* begin *

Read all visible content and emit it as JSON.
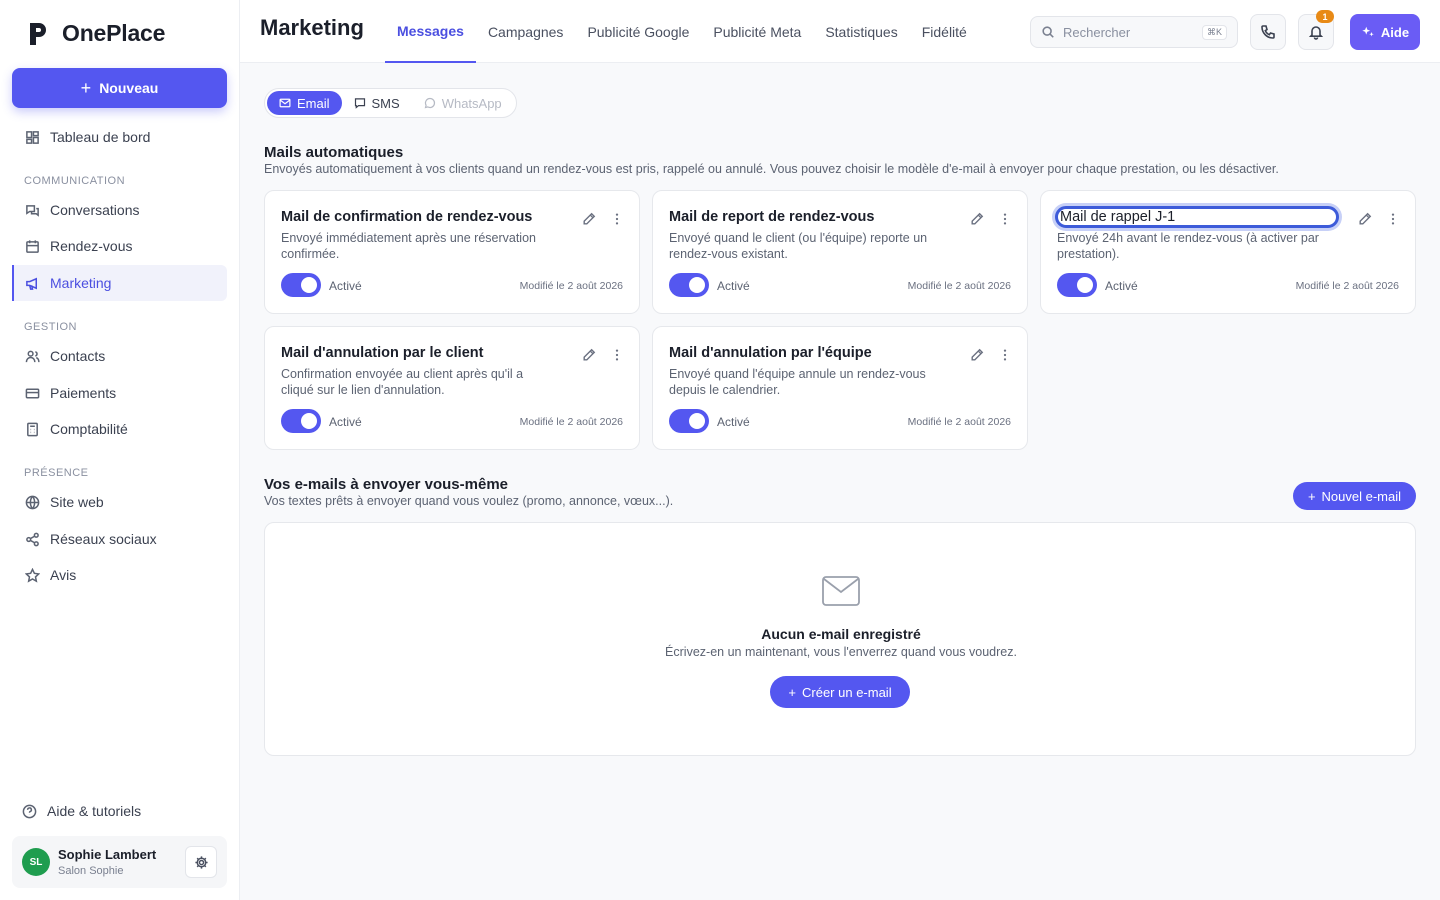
{
  "app": {
    "name": "OnePlace"
  },
  "sidebar": {
    "new_button": "Nouveau",
    "dashboard": "Tableau de bord",
    "sections": [
      {
        "label": "COMMUNICATION",
        "items": [
          "Conversations",
          "Rendez-vous",
          "Marketing"
        ]
      },
      {
        "label": "GESTION",
        "items": [
          "Contacts",
          "Paiements",
          "Comptabilité"
        ]
      },
      {
        "label": "PRÉSENCE",
        "items": [
          "Site web",
          "Réseaux sociaux",
          "Avis"
        ]
      }
    ],
    "active_item": "Marketing",
    "help": "Aide & tutoriels",
    "user": {
      "initials": "SL",
      "name": "Sophie Lambert",
      "subtitle": "Salon Sophie",
      "avatar_color": "#1f9d4f"
    }
  },
  "header": {
    "title": "Marketing",
    "tabs": [
      "Messages",
      "Campagnes",
      "Publicité Google",
      "Publicité Meta",
      "Statistiques",
      "Fidélité"
    ],
    "active_tab": "Messages",
    "search": {
      "placeholder": "Rechercher",
      "shortcut": "⌘K"
    },
    "notifications_count": "1",
    "help_button": "Aide"
  },
  "channels": {
    "items": [
      "Email",
      "SMS",
      "WhatsApp"
    ],
    "active": "Email",
    "disabled": "WhatsApp"
  },
  "auto_mails": {
    "title": "Mails automatiques",
    "description": "Envoyés automatiquement à vos clients quand un rendez-vous est pris, rappelé ou annulé. Vous pouvez choisir le modèle d'e-mail à envoyer pour chaque prestation, ou les désactiver.",
    "cards": [
      {
        "title": "Mail de confirmation de rendez-vous",
        "description": "Envoyé immédiatement après une réservation confirmée.",
        "status": "Activé",
        "enabled": true,
        "modified": "Modifié le 2 août 2026"
      },
      {
        "title": "Mail de report de rendez-vous",
        "description": "Envoyé quand le client (ou l'équipe) reporte un rendez-vous existant.",
        "status": "Activé",
        "enabled": true,
        "modified": "Modifié le 2 août 2026"
      },
      {
        "title": "Mail de rappel J-1",
        "description": "Envoyé 24h avant le rendez-vous (à activer par prestation).",
        "status": "Activé",
        "enabled": true,
        "modified": "Modifié le 2 août 2026",
        "editing": true
      },
      {
        "title": "Mail d'annulation par le client",
        "description": "Confirmation envoyée au client après qu'il a cliqué sur le lien d'annulation.",
        "status": "Activé",
        "enabled": true,
        "modified": "Modifié le 2 août 2026"
      },
      {
        "title": "Mail d'annulation par l'équipe",
        "description": "Envoyé quand l'équipe annule un rendez-vous depuis le calendrier.",
        "status": "Activé",
        "enabled": true,
        "modified": "Modifié le 2 août 2026"
      }
    ]
  },
  "custom_mails": {
    "title": "Vos e-mails à envoyer vous-même",
    "description": "Vos textes prêts à envoyer quand vous voulez (promo, annonce, vœux...).",
    "new_button": "Nouvel e-mail",
    "empty_title": "Aucun e-mail enregistré",
    "empty_description": "Écrivez-en un maintenant, vous l'enverrez quand vous voudrez.",
    "create_button": "Créer un e-mail"
  },
  "colors": {
    "accent": "#5457f0",
    "help_button": "#6a5cf5",
    "badge": "#e88a16"
  }
}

* end *

Transcribe the records above exactly, omitting every picture they contain.

### [WORKED SOLUTION]
Read all visible content and emit it as JSON.
{
  "app": {
    "name": "OnePlace"
  },
  "sidebar": {
    "new_button": "Nouveau",
    "dashboard": "Tableau de bord",
    "sections": [
      {
        "label": "COMMUNICATION",
        "items": [
          "Conversations",
          "Rendez-vous",
          "Marketing"
        ]
      },
      {
        "label": "GESTION",
        "items": [
          "Contacts",
          "Paiements",
          "Comptabilité"
        ]
      },
      {
        "label": "PRÉSENCE",
        "items": [
          "Site web",
          "Réseaux sociaux",
          "Avis"
        ]
      }
    ],
    "active_item": "Marketing",
    "help": "Aide & tutoriels",
    "user": {
      "initials": "SL",
      "name": "Sophie Lambert",
      "subtitle": "Salon Sophie",
      "avatar_color": "#1f9d4f"
    }
  },
  "header": {
    "title": "Marketing",
    "tabs": [
      "Messages",
      "Campagnes",
      "Publicité Google",
      "Publicité Meta",
      "Statistiques",
      "Fidélité"
    ],
    "active_tab": "Messages",
    "search": {
      "placeholder": "Rechercher",
      "shortcut": "⌘K"
    },
    "notifications_count": "1",
    "help_button": "Aide"
  },
  "channels": {
    "items": [
      "Email",
      "SMS",
      "WhatsApp"
    ],
    "active": "Email",
    "disabled": "WhatsApp"
  },
  "auto_mails": {
    "title": "Mails automatiques",
    "description": "Envoyés automatiquement à vos clients quand un rendez-vous est pris, rappelé ou annulé. Vous pouvez choisir le modèle d'e-mail à envoyer pour chaque prestation, ou les désactiver.",
    "cards": [
      {
        "title": "Mail de confirmation de rendez-vous",
        "description": "Envoyé immédiatement après une réservation confirmée.",
        "status": "Activé",
        "enabled": true,
        "modified": "Modifié le 2 août 2026"
      },
      {
        "title": "Mail de report de rendez-vous",
        "description": "Envoyé quand le client (ou l'équipe) reporte un rendez-vous existant.",
        "status": "Activé",
        "enabled": true,
        "modified": "Modifié le 2 août 2026"
      },
      {
        "title": "Mail de rappel J-1",
        "description": "Envoyé 24h avant le rendez-vous (à activer par prestation).",
        "status": "Activé",
        "enabled": true,
        "modified": "Modifié le 2 août 2026",
        "editing": true
      },
      {
        "title": "Mail d'annulation par le client",
        "description": "Confirmation envoyée au client après qu'il a cliqué sur le lien d'annulation.",
        "status": "Activé",
        "enabled": true,
        "modified": "Modifié le 2 août 2026"
      },
      {
        "title": "Mail d'annulation par l'équipe",
        "description": "Envoyé quand l'équipe annule un rendez-vous depuis le calendrier.",
        "status": "Activé",
        "enabled": true,
        "modified": "Modifié le 2 août 2026"
      }
    ]
  },
  "custom_mails": {
    "title": "Vos e-mails à envoyer vous-même",
    "description": "Vos textes prêts à envoyer quand vous voulez (promo, annonce, vœux...).",
    "new_button": "Nouvel e-mail",
    "empty_title": "Aucun e-mail enregistré",
    "empty_description": "Écrivez-en un maintenant, vous l'enverrez quand vous voudrez.",
    "create_button": "Créer un e-mail"
  },
  "colors": {
    "accent": "#5457f0",
    "help_button": "#6a5cf5",
    "badge": "#e88a16"
  }
}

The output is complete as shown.